> [Required action]: Everything from the line with "What text is on this page?" through the final line below should be copied out exactly, and nothing else should appear.

> [Stored data]:
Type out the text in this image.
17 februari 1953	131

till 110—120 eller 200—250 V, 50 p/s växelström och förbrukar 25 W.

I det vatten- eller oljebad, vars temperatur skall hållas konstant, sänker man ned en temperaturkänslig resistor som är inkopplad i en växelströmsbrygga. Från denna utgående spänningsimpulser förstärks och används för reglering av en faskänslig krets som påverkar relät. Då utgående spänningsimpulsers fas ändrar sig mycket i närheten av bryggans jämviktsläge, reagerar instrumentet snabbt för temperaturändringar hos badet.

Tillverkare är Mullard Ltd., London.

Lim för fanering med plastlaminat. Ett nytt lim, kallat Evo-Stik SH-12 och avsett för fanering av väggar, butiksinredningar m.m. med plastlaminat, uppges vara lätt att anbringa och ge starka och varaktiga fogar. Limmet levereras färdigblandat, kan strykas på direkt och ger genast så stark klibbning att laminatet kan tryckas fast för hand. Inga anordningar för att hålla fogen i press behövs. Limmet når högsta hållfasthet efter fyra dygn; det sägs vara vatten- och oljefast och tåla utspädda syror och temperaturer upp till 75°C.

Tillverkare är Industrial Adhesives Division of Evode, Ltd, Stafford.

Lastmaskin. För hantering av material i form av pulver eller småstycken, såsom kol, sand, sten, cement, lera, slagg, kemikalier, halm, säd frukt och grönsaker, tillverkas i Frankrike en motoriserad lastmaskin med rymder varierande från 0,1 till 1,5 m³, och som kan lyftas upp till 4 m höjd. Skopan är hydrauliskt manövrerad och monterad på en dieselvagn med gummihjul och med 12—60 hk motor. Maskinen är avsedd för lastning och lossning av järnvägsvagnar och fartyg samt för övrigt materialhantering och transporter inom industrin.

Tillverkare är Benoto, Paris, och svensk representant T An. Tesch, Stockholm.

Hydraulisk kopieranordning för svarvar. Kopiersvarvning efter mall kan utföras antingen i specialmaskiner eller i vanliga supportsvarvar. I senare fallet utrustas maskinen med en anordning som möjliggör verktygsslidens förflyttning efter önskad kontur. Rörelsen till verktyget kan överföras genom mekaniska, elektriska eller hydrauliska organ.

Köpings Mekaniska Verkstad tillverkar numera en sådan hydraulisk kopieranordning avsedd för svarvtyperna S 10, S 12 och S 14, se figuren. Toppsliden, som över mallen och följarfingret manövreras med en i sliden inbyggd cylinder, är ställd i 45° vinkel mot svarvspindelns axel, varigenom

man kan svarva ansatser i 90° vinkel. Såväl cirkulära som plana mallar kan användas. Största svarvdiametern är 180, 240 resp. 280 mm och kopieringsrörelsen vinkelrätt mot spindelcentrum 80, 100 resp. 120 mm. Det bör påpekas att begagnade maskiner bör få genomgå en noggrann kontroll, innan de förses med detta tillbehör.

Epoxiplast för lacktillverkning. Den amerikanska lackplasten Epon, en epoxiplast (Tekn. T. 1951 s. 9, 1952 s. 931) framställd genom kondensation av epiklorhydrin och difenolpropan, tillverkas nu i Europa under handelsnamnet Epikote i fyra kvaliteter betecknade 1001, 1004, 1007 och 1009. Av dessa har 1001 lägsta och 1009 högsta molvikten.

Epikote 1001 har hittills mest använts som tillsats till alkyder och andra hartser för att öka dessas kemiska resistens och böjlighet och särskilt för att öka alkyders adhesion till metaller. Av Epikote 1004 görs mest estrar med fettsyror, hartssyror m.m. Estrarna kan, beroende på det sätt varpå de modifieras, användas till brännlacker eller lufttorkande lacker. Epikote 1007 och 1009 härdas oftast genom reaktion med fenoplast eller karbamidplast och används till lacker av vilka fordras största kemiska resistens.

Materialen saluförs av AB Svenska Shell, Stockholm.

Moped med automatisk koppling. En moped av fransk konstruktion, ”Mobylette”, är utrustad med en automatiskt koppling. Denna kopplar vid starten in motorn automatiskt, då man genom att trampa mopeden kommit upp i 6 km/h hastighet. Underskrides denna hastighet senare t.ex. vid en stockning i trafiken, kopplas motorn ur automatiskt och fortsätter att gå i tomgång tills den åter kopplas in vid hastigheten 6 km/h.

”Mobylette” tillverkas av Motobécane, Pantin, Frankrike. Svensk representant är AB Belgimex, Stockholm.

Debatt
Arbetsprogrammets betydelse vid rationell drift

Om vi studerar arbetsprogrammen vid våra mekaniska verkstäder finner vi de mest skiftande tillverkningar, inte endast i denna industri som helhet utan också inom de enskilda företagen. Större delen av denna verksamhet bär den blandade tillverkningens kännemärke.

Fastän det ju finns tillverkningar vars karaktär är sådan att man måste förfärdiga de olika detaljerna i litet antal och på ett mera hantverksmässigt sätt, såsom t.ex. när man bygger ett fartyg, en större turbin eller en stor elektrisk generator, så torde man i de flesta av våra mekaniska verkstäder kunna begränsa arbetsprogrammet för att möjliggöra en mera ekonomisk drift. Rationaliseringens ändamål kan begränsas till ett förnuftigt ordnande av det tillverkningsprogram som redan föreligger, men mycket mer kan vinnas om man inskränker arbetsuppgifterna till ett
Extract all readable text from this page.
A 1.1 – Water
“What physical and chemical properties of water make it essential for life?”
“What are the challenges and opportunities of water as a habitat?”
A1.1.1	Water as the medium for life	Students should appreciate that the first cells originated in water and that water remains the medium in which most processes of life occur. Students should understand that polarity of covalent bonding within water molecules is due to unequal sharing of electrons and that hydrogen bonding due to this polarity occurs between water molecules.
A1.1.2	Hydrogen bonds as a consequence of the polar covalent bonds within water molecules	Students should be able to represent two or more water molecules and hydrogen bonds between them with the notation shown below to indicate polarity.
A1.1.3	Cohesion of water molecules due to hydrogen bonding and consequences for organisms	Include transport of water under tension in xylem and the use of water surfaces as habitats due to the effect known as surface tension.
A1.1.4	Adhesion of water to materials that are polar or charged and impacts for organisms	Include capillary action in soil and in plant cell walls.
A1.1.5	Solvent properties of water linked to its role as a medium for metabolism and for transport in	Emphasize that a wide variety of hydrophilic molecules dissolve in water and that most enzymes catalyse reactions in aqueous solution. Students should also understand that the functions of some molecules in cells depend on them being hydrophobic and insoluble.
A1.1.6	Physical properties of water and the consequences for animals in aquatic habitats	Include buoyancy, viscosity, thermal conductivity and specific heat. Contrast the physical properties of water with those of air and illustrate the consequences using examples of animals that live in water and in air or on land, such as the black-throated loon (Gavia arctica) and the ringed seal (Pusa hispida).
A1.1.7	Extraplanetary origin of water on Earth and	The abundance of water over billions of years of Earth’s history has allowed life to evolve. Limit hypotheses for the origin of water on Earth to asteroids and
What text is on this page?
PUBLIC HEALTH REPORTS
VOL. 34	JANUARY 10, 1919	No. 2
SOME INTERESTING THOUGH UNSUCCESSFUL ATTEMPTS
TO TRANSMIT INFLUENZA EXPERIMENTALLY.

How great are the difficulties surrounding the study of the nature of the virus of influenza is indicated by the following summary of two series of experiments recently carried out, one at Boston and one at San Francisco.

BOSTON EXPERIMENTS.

> [Response]:
What text is on this page?
PUBLIC HEALTH REPORTS
VOL. 34	JANUARY 10, 1919	No. 2
SOME INTERESTING THOUGH UNSUCCESSFUL ATTEMPTS
TO TRANSMIT INFLUENZA EXPERIMENTALLY.

How great are the difficulties surrounding the study of the nature of the virus of influenza is indicated by the following summary of two series of experiments recently carried out, one at Boston and one at San Francisco.

BOSTON EXPERIMENTS.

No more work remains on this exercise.